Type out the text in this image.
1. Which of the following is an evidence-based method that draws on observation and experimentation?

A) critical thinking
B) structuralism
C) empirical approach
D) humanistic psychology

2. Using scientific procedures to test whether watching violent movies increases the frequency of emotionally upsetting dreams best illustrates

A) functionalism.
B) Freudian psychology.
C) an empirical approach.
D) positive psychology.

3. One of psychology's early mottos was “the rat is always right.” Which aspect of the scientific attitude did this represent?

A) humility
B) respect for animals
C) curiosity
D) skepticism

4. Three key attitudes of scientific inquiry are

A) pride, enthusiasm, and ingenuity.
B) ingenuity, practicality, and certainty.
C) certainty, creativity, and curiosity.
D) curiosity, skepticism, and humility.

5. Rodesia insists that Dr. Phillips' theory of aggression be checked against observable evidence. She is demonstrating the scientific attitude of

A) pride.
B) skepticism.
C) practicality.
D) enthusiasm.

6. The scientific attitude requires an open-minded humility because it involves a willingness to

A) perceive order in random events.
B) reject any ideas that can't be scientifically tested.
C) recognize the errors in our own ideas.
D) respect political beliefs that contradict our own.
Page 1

▶ _REQUIRED WORK_: Copy down the whole of the data above, matching it exactly.

▶ _IN RESPONSE_:
Type out the text in this image.
1. Which of the following is an evidence-based method that draws on observation and experimentation?

A) critical thinking
B) structuralism
C) empirical approach
D) humanistic psychology

2. Using scientific procedures to test whether watching violent movies increases the frequency of emotionally upsetting dreams best illustrates

A) functionalism.
B) Freudian psychology.
C) an empirical approach.
D) positive psychology.

3. One of psychology's early mottos was “the rat is always right.” Which aspect of the scientific attitude did this represent?

A) humility
B) respect for animals
C) curiosity
D) skepticism

4. Three key attitudes of scientific inquiry are

A) pride, enthusiasm, and ingenuity.
B) ingenuity, practicality, and certainty.
C) certainty, creativity, and curiosity.
D) curiosity, skepticism, and humility.

5. Rodesia insists that Dr. Phillips' theory of aggression be checked against observable evidence. She is demonstrating the scientific attitude of

A) pride.
B) skepticism.
C) practicality.
D) enthusiasm.

6. The scientific attitude requires an open-minded humility because it involves a willingness to

A) perceive order in random events.
B) reject any ideas that can't be scientifically tested.
C) recognize the errors in our own ideas.
D) respect political beliefs that contradict our own.
Page 1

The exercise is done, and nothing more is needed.